-- TO BE DONE --
Extract every line that includes the string "Berlin".
-- Begin --
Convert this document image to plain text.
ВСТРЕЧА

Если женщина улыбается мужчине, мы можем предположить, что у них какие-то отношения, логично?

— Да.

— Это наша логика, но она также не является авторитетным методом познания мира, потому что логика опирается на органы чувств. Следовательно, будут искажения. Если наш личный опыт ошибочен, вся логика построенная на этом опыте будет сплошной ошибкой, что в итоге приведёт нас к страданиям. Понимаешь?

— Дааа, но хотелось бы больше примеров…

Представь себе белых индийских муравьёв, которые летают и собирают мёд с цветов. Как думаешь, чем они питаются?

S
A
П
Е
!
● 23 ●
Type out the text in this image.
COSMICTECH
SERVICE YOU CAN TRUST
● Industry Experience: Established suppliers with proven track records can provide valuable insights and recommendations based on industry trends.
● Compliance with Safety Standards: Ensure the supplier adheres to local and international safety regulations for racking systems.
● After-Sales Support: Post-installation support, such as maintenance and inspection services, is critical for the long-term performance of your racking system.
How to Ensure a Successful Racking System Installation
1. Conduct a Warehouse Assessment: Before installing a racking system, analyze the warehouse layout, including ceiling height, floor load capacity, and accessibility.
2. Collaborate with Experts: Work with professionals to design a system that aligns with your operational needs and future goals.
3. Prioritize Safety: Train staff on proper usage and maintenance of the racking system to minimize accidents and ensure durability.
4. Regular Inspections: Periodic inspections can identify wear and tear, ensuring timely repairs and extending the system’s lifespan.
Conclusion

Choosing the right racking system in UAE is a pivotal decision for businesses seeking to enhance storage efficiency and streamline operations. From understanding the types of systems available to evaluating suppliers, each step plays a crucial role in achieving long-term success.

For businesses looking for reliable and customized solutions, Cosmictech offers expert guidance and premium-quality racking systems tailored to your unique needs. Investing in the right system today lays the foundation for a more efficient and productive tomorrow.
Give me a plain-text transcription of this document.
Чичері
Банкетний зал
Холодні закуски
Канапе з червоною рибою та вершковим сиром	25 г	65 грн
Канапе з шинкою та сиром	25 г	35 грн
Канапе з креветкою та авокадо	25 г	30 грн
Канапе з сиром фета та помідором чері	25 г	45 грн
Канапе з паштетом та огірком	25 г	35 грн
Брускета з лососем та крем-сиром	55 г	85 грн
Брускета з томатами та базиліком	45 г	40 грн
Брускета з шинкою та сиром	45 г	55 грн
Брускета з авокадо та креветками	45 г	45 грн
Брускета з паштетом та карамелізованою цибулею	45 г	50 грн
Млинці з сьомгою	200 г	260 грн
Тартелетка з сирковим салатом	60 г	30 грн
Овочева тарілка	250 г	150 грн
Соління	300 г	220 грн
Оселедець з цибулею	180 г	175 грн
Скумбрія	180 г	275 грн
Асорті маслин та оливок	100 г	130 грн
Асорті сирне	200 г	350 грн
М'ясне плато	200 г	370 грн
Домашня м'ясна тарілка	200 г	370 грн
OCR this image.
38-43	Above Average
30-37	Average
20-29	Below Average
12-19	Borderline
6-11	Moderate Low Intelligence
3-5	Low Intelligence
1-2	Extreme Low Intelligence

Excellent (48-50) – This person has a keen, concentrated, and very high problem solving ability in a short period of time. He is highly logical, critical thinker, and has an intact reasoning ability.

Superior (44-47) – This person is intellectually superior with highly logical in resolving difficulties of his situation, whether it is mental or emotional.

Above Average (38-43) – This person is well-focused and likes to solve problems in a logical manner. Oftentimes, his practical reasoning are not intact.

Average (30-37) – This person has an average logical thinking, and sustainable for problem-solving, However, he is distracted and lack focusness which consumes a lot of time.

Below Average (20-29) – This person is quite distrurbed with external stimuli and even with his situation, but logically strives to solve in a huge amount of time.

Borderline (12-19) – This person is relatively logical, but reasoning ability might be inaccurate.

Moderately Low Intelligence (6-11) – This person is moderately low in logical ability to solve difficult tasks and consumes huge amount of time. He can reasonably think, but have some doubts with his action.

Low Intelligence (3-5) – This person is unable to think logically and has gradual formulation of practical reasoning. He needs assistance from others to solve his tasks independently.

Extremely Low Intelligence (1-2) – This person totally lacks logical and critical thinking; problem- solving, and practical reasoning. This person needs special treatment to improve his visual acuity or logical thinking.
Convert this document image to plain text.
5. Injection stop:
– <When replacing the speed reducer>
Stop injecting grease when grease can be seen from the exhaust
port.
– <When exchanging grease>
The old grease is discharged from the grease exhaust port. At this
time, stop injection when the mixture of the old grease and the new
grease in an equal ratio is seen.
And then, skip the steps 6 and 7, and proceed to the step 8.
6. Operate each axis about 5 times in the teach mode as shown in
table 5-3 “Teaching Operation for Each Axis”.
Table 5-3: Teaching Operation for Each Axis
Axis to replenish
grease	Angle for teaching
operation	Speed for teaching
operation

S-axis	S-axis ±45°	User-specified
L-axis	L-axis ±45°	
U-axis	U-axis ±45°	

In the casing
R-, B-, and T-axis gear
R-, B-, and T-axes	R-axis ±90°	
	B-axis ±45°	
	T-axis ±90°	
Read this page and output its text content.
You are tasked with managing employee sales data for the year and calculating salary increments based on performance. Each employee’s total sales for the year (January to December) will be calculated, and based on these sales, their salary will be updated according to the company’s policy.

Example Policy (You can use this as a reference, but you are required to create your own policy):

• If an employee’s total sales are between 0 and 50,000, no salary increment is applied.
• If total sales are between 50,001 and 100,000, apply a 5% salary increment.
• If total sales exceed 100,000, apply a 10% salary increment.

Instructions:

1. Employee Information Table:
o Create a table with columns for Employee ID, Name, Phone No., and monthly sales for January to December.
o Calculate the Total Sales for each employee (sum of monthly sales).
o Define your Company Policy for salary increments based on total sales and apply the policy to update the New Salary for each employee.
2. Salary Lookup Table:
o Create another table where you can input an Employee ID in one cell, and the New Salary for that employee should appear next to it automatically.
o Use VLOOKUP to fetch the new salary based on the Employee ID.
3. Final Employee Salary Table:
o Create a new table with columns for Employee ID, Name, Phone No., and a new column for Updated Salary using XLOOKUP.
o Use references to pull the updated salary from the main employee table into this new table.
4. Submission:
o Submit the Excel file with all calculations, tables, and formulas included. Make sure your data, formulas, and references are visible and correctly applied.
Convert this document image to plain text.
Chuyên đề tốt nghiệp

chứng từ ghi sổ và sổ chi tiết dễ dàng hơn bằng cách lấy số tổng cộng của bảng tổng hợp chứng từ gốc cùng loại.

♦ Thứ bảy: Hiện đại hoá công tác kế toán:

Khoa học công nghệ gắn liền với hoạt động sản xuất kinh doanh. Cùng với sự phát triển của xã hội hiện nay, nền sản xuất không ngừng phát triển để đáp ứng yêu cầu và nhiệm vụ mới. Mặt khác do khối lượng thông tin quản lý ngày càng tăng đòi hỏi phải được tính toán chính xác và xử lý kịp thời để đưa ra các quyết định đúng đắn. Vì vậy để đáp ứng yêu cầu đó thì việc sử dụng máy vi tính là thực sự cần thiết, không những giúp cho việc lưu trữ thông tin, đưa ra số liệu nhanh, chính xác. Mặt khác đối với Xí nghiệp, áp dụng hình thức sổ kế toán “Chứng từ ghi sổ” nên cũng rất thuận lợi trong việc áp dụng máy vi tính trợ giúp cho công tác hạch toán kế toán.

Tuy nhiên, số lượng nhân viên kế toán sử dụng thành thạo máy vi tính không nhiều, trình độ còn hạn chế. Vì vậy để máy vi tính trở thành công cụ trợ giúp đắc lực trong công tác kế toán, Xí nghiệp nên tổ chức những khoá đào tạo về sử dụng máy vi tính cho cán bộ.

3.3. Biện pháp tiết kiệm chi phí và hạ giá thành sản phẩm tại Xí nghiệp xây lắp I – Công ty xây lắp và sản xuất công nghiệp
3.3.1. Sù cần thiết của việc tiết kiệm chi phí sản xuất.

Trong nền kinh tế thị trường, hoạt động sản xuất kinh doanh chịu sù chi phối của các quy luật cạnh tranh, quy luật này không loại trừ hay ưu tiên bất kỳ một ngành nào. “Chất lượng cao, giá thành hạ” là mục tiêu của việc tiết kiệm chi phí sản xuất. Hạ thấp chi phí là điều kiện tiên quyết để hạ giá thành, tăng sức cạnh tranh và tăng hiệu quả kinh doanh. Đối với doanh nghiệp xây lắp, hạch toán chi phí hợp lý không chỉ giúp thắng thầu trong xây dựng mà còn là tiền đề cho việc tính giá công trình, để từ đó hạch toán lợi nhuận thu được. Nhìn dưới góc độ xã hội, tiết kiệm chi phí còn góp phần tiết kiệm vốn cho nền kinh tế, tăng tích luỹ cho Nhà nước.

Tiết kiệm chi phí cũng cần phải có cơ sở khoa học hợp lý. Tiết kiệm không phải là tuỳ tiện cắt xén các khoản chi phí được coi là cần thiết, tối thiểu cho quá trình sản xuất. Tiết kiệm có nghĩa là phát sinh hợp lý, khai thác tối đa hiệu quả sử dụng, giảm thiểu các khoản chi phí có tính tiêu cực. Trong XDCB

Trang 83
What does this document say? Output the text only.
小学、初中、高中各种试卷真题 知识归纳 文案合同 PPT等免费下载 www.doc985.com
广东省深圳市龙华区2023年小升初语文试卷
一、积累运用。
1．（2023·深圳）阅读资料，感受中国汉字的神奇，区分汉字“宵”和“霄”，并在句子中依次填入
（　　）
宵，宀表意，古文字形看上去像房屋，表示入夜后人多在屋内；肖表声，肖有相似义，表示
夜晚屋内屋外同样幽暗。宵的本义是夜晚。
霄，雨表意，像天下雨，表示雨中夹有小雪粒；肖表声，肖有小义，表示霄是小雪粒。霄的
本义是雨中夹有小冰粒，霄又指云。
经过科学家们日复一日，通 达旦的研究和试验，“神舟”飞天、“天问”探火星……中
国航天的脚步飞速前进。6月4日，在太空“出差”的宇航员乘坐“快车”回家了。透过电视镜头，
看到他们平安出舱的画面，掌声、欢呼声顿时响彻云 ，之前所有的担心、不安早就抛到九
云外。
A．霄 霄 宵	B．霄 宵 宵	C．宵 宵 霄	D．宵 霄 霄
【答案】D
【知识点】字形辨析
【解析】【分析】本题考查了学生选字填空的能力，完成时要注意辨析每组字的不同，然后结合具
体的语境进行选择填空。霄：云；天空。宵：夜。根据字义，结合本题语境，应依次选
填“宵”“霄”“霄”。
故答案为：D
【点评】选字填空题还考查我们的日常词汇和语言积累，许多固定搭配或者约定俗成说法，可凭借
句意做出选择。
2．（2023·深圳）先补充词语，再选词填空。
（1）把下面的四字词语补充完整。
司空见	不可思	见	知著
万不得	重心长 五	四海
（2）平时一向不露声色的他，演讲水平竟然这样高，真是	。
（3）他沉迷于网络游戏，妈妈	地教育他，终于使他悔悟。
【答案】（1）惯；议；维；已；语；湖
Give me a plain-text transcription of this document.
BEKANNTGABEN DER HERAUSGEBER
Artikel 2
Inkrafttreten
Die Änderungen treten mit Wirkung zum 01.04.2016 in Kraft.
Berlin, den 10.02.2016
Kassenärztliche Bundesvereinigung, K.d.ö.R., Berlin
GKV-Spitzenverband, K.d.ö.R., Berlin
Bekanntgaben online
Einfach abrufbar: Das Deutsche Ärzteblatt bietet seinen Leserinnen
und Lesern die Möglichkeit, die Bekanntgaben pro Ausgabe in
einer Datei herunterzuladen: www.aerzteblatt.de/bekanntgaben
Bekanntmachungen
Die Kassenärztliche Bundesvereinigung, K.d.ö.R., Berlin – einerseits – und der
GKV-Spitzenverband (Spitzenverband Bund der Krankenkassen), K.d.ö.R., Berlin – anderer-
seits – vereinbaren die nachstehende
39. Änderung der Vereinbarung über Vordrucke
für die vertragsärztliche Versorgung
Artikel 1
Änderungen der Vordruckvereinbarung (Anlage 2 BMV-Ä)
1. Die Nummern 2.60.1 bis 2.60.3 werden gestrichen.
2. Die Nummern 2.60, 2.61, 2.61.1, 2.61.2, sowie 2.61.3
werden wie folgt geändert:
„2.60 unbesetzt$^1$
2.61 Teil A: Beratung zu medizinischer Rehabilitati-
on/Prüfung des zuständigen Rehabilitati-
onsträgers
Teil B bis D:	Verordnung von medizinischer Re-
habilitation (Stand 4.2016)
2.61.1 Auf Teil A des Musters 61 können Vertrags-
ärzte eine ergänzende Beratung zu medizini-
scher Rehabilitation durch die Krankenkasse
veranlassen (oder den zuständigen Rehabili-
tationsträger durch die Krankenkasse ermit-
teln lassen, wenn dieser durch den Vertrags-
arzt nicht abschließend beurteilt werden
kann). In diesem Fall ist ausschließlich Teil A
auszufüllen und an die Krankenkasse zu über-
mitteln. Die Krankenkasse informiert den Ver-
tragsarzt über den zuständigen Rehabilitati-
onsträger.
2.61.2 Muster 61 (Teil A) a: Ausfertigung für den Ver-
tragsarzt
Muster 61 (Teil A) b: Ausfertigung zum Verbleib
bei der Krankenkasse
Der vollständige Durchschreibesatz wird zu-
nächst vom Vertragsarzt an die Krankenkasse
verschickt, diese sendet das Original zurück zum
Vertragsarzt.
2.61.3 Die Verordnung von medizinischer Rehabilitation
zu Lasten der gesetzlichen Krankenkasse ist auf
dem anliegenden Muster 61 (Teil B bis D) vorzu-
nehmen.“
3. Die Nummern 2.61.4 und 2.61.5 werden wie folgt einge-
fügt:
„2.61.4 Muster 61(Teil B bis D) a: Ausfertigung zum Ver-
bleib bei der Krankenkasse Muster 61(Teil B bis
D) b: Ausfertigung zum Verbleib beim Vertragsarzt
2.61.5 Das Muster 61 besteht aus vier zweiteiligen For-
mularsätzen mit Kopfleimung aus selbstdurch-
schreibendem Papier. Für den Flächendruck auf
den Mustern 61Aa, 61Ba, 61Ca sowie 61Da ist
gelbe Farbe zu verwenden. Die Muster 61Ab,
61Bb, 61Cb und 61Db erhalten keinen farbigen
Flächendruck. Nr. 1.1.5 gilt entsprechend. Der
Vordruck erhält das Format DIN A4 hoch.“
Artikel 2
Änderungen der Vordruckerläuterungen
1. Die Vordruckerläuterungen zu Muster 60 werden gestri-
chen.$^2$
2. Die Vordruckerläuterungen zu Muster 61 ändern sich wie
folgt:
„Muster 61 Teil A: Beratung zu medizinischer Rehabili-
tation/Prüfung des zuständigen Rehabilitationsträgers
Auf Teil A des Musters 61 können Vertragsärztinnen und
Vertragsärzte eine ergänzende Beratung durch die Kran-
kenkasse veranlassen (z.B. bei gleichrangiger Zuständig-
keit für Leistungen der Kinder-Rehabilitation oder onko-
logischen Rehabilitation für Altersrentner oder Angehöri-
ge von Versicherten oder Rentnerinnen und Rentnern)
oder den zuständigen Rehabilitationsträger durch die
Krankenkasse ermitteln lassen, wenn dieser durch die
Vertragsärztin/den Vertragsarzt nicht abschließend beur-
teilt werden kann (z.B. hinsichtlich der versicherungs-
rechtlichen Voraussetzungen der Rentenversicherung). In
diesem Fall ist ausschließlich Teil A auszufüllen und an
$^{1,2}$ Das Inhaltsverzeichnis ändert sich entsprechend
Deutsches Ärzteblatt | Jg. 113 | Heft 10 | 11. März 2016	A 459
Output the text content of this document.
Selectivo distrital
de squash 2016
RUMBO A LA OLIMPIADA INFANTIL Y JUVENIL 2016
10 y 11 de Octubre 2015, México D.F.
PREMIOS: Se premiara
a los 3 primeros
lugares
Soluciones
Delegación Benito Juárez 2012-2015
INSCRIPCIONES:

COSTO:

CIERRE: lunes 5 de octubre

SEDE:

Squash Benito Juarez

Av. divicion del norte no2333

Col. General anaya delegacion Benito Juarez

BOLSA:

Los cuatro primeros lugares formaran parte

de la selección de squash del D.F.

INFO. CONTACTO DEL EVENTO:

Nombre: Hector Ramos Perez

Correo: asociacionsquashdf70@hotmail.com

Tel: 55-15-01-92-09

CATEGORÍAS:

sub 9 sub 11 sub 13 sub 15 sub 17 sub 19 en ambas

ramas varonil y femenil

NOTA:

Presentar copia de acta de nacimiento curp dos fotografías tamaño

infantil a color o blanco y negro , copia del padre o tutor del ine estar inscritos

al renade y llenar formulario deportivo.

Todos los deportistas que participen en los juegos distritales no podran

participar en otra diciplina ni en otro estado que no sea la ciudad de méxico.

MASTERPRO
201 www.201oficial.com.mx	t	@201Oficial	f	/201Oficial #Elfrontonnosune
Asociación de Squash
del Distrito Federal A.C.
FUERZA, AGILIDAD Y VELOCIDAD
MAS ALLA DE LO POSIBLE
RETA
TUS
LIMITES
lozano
-- End --
-- EXERCISE RESULT --
Berlin, den 10.02.2016
Kassenärztliche Bundesvereinigung, K.d.ö.R., Berlin
GKV-Spitzenverband, K.d.ö.R., Berlin
Die Kassenärztliche Bundesvereinigung, K.d.ö.R., Berlin – einerseits – und der
GKV-Spitzenverband (Spitzenverband Bund der Krankenkassen), K.d.ö.R., Berlin – anderer-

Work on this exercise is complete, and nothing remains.